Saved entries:
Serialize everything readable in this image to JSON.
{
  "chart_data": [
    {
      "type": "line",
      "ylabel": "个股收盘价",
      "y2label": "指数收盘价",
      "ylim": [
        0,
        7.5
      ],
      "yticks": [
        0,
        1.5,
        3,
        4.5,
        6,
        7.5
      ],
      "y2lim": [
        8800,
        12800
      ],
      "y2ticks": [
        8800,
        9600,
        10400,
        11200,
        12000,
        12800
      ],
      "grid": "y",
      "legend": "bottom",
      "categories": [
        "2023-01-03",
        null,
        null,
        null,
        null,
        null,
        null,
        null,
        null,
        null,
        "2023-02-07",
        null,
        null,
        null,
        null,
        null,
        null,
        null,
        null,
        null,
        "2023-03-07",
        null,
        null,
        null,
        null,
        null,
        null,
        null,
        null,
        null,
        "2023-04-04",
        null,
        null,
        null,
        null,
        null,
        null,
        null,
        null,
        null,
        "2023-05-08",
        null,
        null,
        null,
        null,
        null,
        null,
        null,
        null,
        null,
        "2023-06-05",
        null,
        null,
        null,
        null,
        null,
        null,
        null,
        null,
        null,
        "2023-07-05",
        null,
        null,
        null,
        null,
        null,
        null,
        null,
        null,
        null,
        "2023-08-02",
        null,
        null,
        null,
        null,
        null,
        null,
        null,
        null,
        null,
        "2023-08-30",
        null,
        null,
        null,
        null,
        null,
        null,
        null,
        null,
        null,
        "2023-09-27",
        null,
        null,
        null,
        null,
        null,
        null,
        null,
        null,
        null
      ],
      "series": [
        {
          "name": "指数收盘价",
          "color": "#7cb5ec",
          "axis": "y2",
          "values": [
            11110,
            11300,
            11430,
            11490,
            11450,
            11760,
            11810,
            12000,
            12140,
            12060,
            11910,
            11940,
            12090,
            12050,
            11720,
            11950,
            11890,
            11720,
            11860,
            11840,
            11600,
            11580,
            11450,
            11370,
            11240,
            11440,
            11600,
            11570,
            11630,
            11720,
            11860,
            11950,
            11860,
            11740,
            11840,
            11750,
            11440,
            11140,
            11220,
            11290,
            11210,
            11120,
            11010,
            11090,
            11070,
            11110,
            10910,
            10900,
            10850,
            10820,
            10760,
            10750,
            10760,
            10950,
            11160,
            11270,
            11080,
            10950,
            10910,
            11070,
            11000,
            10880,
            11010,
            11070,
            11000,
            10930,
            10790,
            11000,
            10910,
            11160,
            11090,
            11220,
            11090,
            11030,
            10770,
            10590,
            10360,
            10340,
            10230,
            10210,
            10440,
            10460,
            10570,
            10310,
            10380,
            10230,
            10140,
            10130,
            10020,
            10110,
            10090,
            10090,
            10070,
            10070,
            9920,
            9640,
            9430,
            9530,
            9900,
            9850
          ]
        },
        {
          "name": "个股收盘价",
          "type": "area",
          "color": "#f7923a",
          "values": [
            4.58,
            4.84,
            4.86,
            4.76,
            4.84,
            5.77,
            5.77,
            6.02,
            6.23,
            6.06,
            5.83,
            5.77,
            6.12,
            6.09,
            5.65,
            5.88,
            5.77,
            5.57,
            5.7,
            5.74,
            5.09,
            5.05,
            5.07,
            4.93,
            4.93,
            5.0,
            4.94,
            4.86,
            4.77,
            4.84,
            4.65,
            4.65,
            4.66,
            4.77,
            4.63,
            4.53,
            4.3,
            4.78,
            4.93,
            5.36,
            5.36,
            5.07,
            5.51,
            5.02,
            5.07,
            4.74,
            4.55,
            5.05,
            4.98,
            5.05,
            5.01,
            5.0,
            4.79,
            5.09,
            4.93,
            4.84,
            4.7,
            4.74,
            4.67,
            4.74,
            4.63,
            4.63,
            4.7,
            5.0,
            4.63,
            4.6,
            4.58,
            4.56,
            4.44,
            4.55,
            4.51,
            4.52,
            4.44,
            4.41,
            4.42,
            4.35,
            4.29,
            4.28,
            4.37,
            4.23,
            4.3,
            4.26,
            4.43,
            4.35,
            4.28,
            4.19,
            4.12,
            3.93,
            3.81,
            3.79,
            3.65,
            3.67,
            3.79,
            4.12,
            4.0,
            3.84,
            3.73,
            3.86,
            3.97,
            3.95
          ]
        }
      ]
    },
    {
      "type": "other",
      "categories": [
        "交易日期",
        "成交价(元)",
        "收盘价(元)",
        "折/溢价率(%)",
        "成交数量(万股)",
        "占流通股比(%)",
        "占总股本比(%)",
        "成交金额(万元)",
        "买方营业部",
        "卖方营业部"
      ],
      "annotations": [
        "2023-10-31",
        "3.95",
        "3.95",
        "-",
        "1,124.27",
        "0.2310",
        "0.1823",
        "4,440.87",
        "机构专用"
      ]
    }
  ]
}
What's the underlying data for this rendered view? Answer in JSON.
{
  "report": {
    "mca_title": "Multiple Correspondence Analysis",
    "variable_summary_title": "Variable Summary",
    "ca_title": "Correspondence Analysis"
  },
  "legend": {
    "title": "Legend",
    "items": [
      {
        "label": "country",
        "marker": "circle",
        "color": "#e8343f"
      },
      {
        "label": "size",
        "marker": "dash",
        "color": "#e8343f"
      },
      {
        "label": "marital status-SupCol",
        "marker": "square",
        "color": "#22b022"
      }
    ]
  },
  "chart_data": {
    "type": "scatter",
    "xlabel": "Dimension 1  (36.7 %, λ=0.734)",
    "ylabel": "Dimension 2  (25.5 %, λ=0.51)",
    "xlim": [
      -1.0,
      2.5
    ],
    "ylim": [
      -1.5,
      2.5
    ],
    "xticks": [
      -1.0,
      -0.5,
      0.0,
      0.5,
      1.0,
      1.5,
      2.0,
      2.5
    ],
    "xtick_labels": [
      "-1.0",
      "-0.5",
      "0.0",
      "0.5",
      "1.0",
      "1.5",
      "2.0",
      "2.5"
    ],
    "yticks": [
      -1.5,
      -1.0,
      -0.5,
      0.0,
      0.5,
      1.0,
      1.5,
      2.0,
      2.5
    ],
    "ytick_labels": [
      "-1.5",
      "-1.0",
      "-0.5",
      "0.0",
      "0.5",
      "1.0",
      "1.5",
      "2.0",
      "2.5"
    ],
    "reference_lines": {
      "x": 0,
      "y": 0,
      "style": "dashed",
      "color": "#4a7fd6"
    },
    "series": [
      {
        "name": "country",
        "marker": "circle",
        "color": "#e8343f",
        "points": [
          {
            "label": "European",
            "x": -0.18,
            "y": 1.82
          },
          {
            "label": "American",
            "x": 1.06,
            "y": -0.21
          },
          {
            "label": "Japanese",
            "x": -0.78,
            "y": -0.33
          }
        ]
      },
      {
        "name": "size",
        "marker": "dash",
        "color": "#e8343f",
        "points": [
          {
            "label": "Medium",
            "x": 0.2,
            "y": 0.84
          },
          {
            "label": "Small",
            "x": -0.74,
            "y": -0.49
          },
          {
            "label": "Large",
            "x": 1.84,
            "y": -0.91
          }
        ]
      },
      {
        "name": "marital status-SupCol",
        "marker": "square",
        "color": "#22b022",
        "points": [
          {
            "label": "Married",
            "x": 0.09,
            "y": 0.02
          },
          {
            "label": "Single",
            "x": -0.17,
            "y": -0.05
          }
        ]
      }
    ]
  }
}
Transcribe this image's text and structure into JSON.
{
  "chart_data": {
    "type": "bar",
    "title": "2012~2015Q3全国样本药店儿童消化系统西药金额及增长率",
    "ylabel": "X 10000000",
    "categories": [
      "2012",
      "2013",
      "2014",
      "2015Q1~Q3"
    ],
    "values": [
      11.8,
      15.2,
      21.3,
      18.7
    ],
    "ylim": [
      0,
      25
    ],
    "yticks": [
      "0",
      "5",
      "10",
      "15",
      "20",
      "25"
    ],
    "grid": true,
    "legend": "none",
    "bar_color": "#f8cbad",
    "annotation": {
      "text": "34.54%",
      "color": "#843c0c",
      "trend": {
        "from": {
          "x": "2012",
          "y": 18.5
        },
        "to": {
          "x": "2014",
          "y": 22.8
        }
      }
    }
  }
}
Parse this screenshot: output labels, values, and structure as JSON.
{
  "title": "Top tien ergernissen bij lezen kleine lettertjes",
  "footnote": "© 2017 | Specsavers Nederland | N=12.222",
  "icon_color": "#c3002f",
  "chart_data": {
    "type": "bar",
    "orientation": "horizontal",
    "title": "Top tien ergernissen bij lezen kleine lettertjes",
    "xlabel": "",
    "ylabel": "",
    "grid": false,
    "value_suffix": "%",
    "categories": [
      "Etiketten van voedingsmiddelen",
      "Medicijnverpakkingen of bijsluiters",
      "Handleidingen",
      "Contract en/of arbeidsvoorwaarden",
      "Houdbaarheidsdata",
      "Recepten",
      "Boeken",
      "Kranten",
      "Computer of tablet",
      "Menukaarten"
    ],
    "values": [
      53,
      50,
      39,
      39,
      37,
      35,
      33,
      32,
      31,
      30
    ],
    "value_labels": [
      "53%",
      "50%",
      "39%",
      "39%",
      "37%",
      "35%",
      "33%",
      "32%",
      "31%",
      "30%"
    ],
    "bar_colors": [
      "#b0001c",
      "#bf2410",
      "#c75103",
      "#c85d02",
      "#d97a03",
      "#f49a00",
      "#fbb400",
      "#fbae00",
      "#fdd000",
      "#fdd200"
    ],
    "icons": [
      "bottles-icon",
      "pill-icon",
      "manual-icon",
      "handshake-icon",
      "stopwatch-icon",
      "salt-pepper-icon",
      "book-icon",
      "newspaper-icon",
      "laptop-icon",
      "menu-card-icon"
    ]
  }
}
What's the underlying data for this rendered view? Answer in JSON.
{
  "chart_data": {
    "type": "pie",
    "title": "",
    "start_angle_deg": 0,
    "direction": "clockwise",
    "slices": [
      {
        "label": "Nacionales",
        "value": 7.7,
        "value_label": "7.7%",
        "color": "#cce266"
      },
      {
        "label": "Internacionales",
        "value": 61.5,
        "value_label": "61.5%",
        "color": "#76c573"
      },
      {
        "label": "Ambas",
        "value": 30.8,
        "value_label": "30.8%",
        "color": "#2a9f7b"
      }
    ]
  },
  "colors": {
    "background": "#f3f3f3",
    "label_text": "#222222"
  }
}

• [Instructions to follow]
Reply with nothing except the number of lines in the listing above that include "Analysis".

• [Task result]
2